(Collection entries)

■ ■ ■

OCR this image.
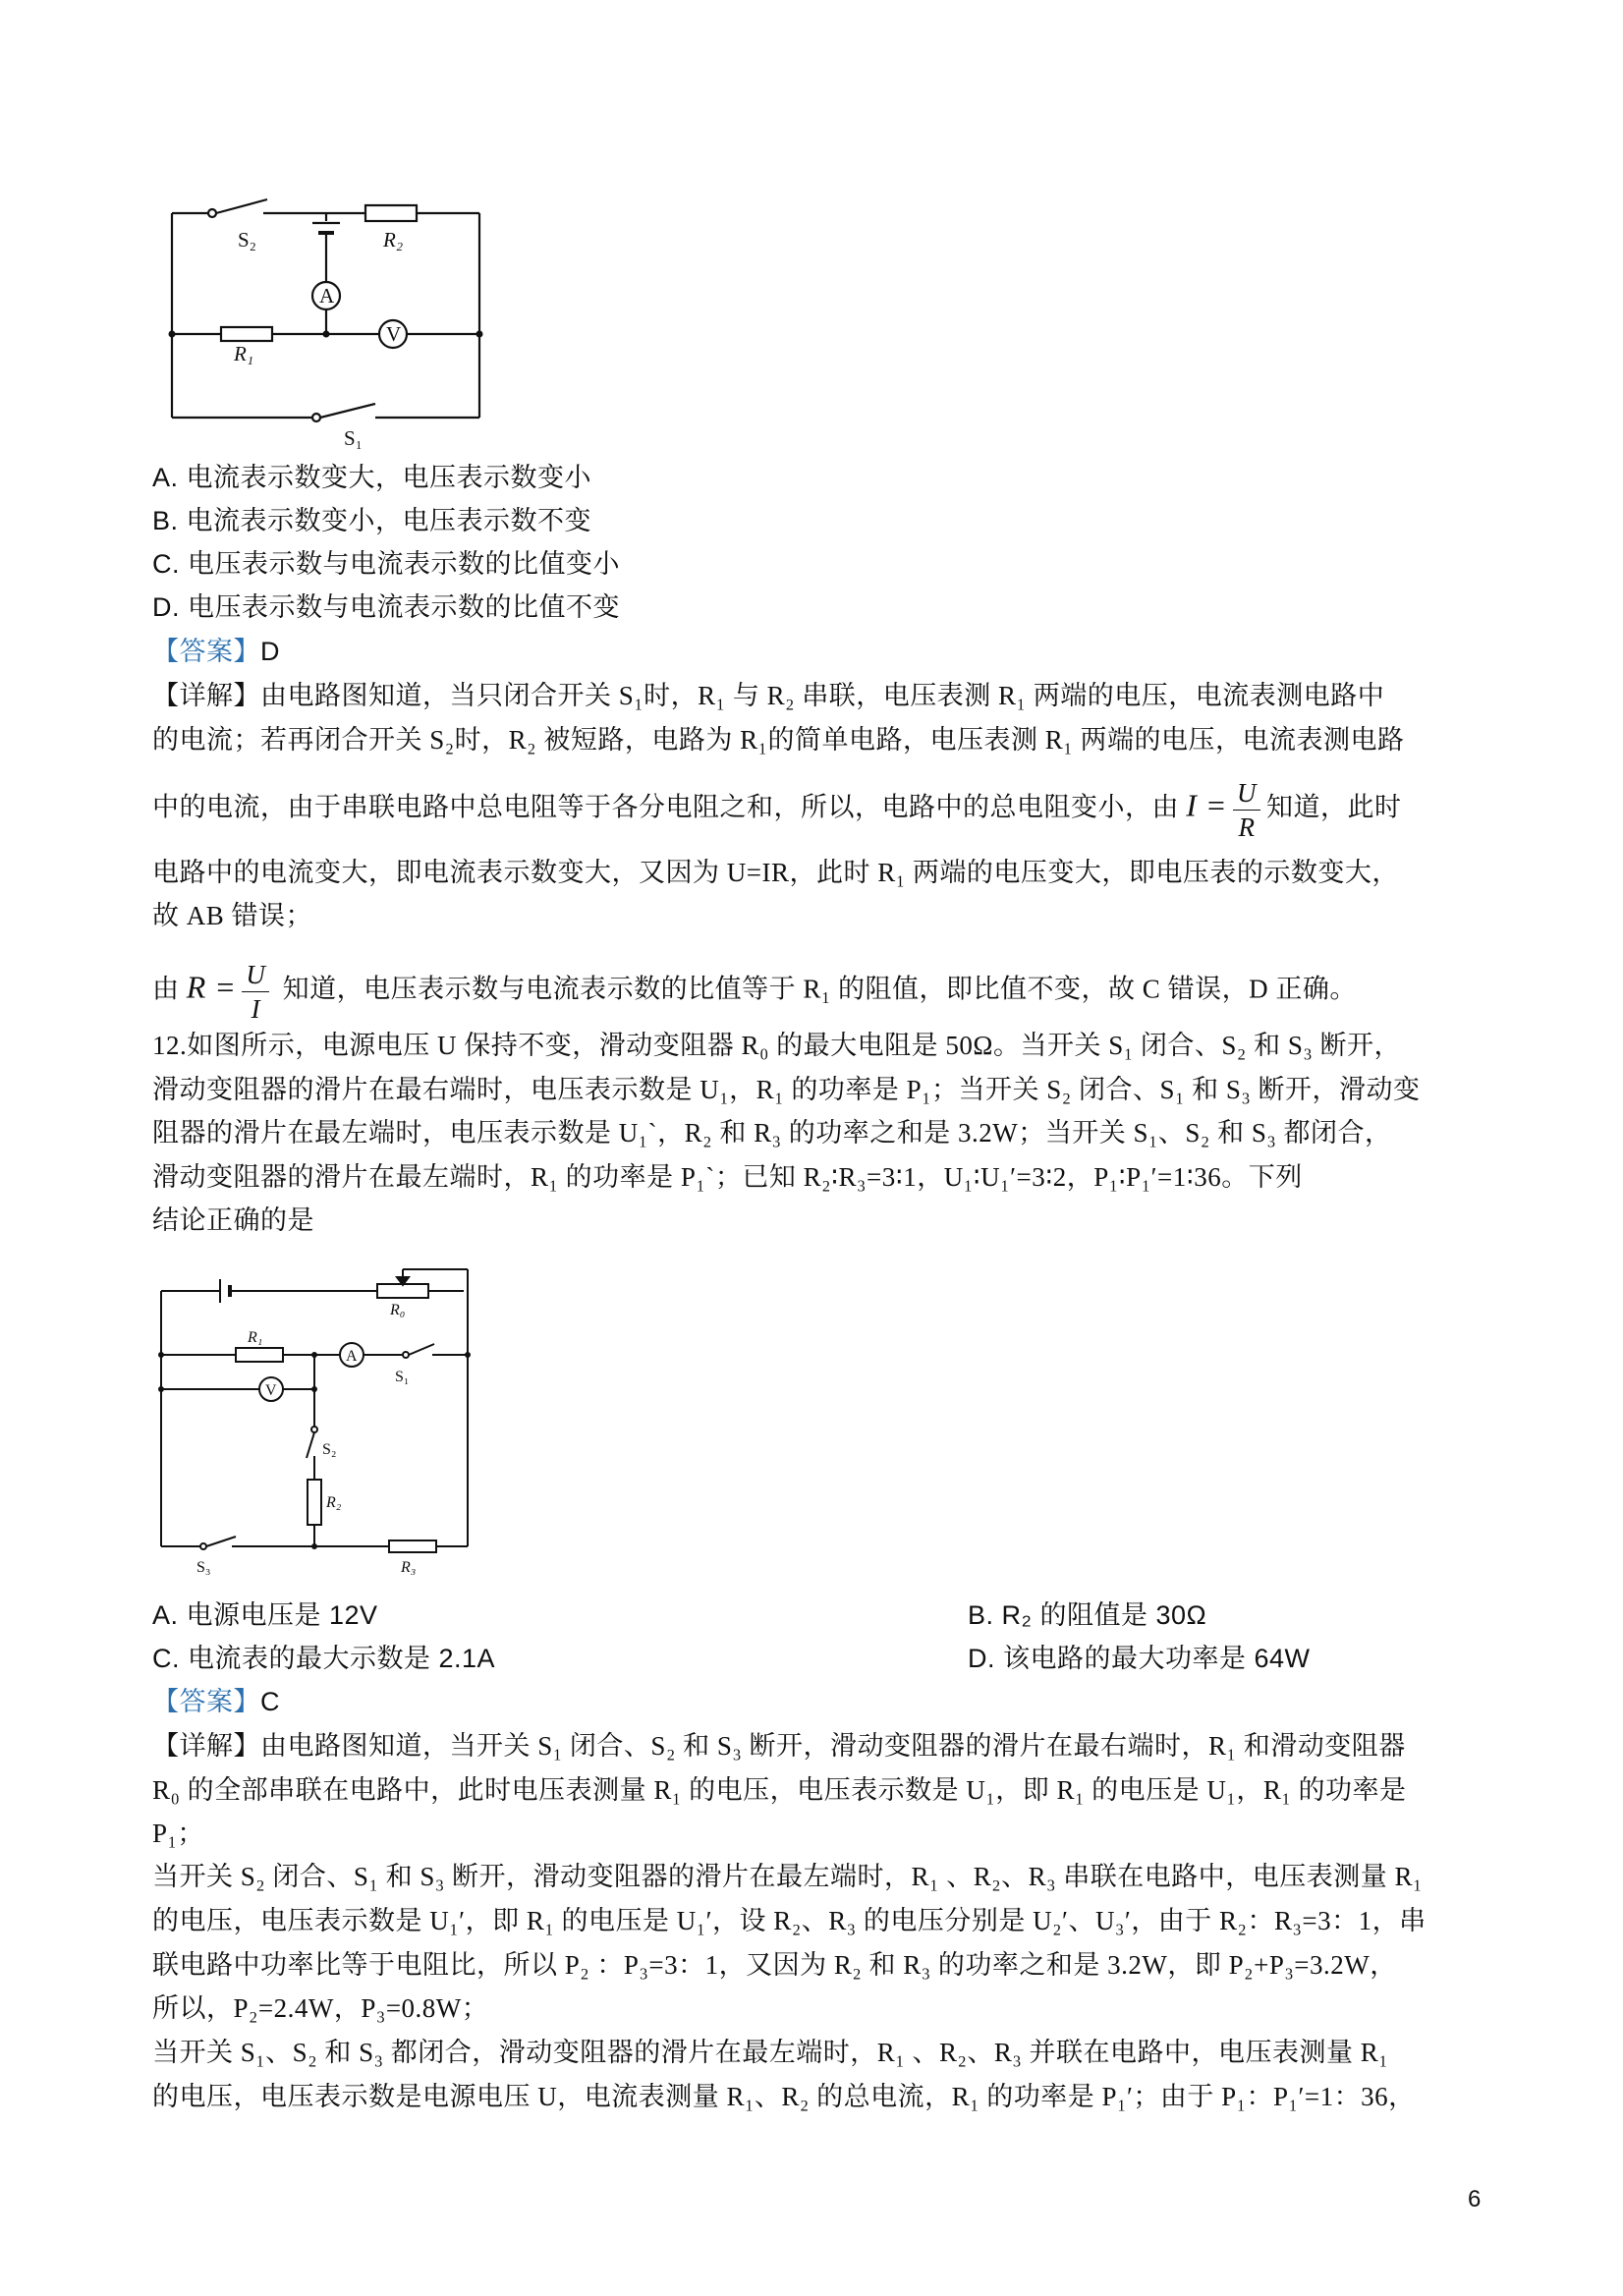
S₂	R₂
A
V
R₁
S₁
A. 电流表示数变大，电压表示数变小
B. 电流表示数变小，电压表示数不变
C. 电压表示数与电流表示数的比值变小
D. 电压表示数与电流表示数的比值不变
【答案】D
【详解】由电路图知道，当只闭合开关 S₁时，R₁ 与 R₂ 串联，电压表测 R₁ 两端的电压，电流表测电路中
的电流；若再闭合开关 S₂时，R₂ 被短路，电路为 R₁的简单电路，电压表测 R₁ 两端的电压，电流表测电路
中的电流，由于串联电路中总电阻等于各分电阻之和，所以，电路中的总电阻变小，由 $I = \frac{U}{R}$ 知道，此时
电路中的电流变大，即电流表示数变大，又因为 U=IR，此时 R₁ 两端的电压变大，即电压表的示数变大，
故 AB 错误；
由 $R = \frac{U}{I}$ 知道，电压表示数与电流表示数的比值等于 R₁ 的阻值，即比值不变，故 C 错误，D 正确。
12.如图所示，电源电压 U 保持不变，滑动变阻器 R₀ 的最大电阻是 50Ω。当开关 S₁ 闭合、S₂ 和 S₃ 断开，
滑动变阻器的滑片在最右端时，电压表示数是 U₁，R₁ 的功率是 P₁；当开关 S₂ 闭合、S₁ 和 S₃ 断开，滑动变
阻器的滑片在最左端时，电压表示数是 U₁`，R₂ 和 R₃ 的功率之和是 3.2W；当开关 S₁、S₂ 和 S₃ 都闭合，
滑动变阻器的滑片在最左端时，R₁ 的功率是 P₁`；已知 R₂∶R₃=3∶1，U₁∶U₁′=3∶2，P₁∶P₁′=1∶36。下列
结论正确的是
R₀
R₁
A
S₁
V
S₂
R₂
S₃	R₃
A. 电源电压是 12V	B. R₂ 的阻值是 30Ω
C. 电流表的最大示数是 2.1A	D. 该电路的最大功率是 64W
【答案】C
【详解】由电路图知道，当开关 S₁ 闭合、S₂ 和 S₃ 断开，滑动变阻器的滑片在最右端时，R₁ 和滑动变阻器
R₀ 的全部串联在电路中，此时电压表测量 R₁ 的电压，电压表示数是 U₁，即 R₁ 的电压是 U₁，R₁ 的功率是
P₁；
当开关 S₂ 闭合、S₁ 和 S₃ 断开，滑动变阻器的滑片在最左端时，R₁ 、R₂、R₃ 串联在电路中，电压表测量 R₁
的电压，电压表示数是 U₁′，即 R₁ 的电压是 U₁′，设 R₂、R₃ 的电压分别是 U₂′、U₃′，由于 R₂：R₃=3：1，串
联电路中功率比等于电阻比，所以 P₂ ：P₃=3：1，又因为 R₂ 和 R₃ 的功率之和是 3.2W，即 P₂+P₃=3.2W，
所以，P₂=2.4W，P₃=0.8W；
当开关 S₁、S₂ 和 S₃ 都闭合，滑动变阻器的滑片在最左端时，R₁ 、R₂、R₃ 并联在电路中，电压表测量 R₁
的电压，电压表示数是电源电压 U，电流表测量 R₁、R₂ 的总电流，R₁ 的功率是 P₁′；由于 P₁：P₁′=1：36，
6
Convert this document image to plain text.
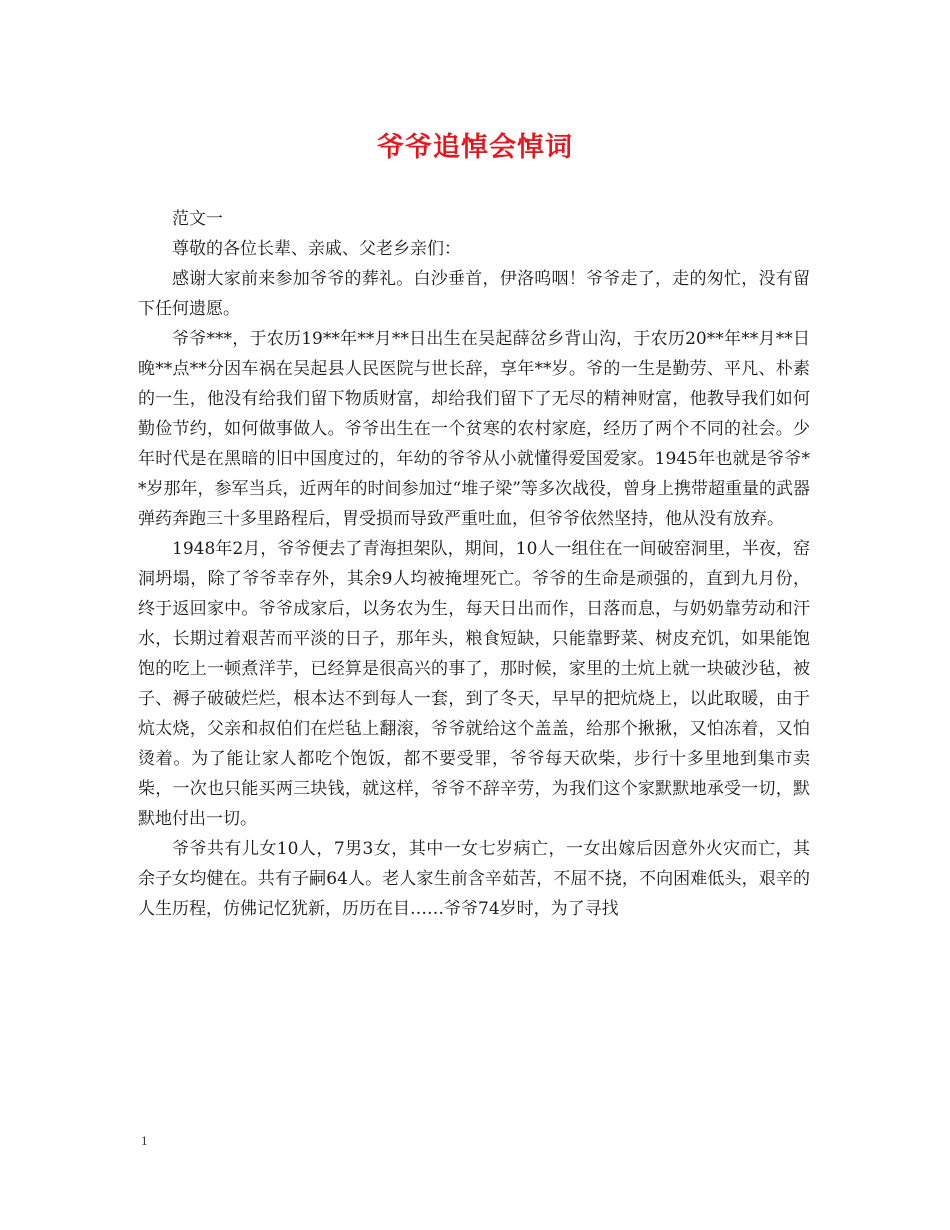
爷爷追悼会悼词

范文一

尊敬的各位长辈、亲戚、父老乡亲们：

感谢大家前来参加爷爷的葬礼。白沙垂首，伊洛呜咽！爷爷走了，走的匆忙，没有留下任何遗愿。

爷爷***，于农历19**年**月**日出生在吴起薛岔乡背山沟，于农历20**年**月**日晚**点**分因车祸在吴起县人民医院与世长辞，享年**岁。爷的一生是勤劳、平凡、朴素的一生，他没有给我们留下物质财富，却给我们留下了无尽的精神财富，他教导我们如何勤俭节约，如何做事做人。爷爷出生在一个贫寒的农村家庭，经历了两个不同的社会。少年时代是在黑暗的旧中国度过的，年幼的爷爷从小就懂得爱国爱家。1945年也就是爷爷**岁那年，参军当兵，近两年的时间参加过“堆子梁”等多次战役，曾身上携带超重量的武器弹药奔跑三十多里路程后，胃受损而导致严重吐血，但爷爷依然坚持，他从没有放弃。

1948年2月，爷爷便去了青海担架队，期间，10人一组住在一间破窑洞里，半夜，窑洞坍塌，除了爷爷幸存外，其余9人均被掩埋死亡。爷爷的生命是顽强的，直到九月份，终于返回家中。爷爷成家后，以务农为生，每天日出而作，日落而息，与奶奶靠劳动和汗水，长期过着艰苦而平淡的日子，那年头，粮食短缺，只能靠野菜、树皮充饥，如果能饱饱的吃上一顿煮洋芋，已经算是很高兴的事了，那时候，家里的土炕上就一块破沙毡，被子、褥子破破烂烂，根本达不到每人一套，到了冬天，早早的把炕烧上，以此取暖，由于炕太烧，父亲和叔伯们在烂毡上翻滚，爷爷就给这个盖盖，给那个揪揪，又怕冻着，又怕烫着。为了能让家人都吃个饱饭，都不要受罪，爷爷每天砍柴，步行十多里地到集市卖柴，一次也只能买两三块钱，就这样，爷爷不辞辛劳，为我们这个家默默地承受一切，默默地付出一切。

爷爷共有儿女10人，7男3女，其中一女七岁病亡，一女出嫁后因意外火灾而亡，其余子女均健在。共有子嗣64人。老人家生前含辛茹苦，不屈不挠，不向困难低头，艰辛的人生历程，仿佛记忆犹新，历历在目……爷爷74岁时，为了寻找

1
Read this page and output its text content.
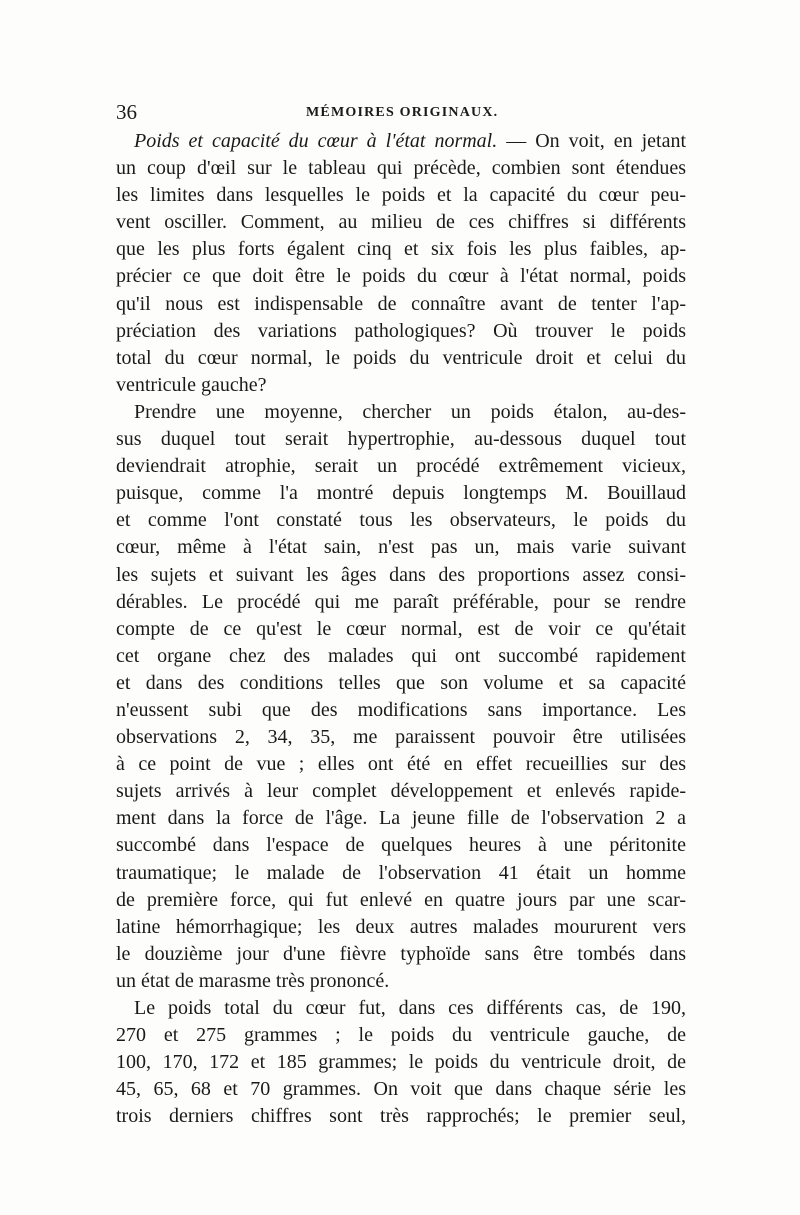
36	MÉMOIRES ORIGINAUX.
Poids et capacité du cœur à l'état normal. — On voit, en jetant
un coup d'œil sur le tableau qui précède, combien sont étendues
les limites dans lesquelles le poids et la capacité du cœur peu-
vent osciller. Comment, au milieu de ces chiffres si différents
que les plus forts égalent cinq et six fois les plus faibles, ap-
précier ce que doit être le poids du cœur à l'état normal, poids
qu'il nous est indispensable de connaître avant de tenter l'ap-
préciation des variations pathologiques? Où trouver le poids
total du cœur normal, le poids du ventricule droit et celui du
ventricule gauche?
Prendre une moyenne, chercher un poids étalon, au-des-
sus duquel tout serait hypertrophie, au-dessous duquel tout
deviendrait atrophie, serait un procédé extrêmement vicieux,
puisque, comme l'a montré depuis longtemps M. Bouillaud
et comme l'ont constaté tous les observateurs, le poids du
cœur, même à l'état sain, n'est pas un, mais varie suivant
les sujets et suivant les âges dans des proportions assez consi-
dérables. Le procédé qui me paraît préférable, pour se rendre
compte de ce qu'est le cœur normal, est de voir ce qu'était
cet organe chez des malades qui ont succombé rapidement
et dans des conditions telles que son volume et sa capacité
n'eussent subi que des modifications sans importance. Les
observations 2, 34, 35, me paraissent pouvoir être utilisées
à ce point de vue ; elles ont été en effet recueillies sur des
sujets arrivés à leur complet développement et enlevés rapide-
ment dans la force de l'âge. La jeune fille de l'observation 2 a
succombé dans l'espace de quelques heures à une péritonite
traumatique; le malade de l'observation 41 était un homme
de première force, qui fut enlevé en quatre jours par une scar-
latine hémorrhagique; les deux autres malades moururent vers
le douzième jour d'une fièvre typhoïde sans être tombés dans
un état de marasme très prononcé.
Le poids total du cœur fut, dans ces différents cas, de 190,
270 et 275 grammes ; le poids du ventricule gauche, de
100, 170, 172 et 185 grammes; le poids du ventricule droit, de
45, 65, 68 et 70 grammes. On voit que dans chaque série les
trois derniers chiffres sont très rapprochés; le premier seul,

■ ■ ■

*PROBLEM DESCRIPTION*.
Where a line of the data holds "的功率是", show that line.

*COMPLETED EXERCISE*.
滑动变阻器的滑片在最右端时，电压表示数是 U₁，R₁ 的功率是 P₁；当开关 S₂ 闭合、S₁ 和 S₃ 断开，滑动变
滑动变阻器的滑片在最左端时，R₁ 的功率是 P₁`；已知 R₂∶R₃=3∶1，U₁∶U₁′=3∶2，P₁∶P₁′=1∶36。下列
R₀ 的全部串联在电路中，此时电压表测量 R₁ 的电压，电压表示数是 U₁，即 R₁ 的电压是 U₁，R₁ 的功率是
的电压，电压表示数是电源电压 U，电流表测量 R₁、R₂ 的总电流，R₁ 的功率是 P₁′；由于 P₁：P₁′=1：36，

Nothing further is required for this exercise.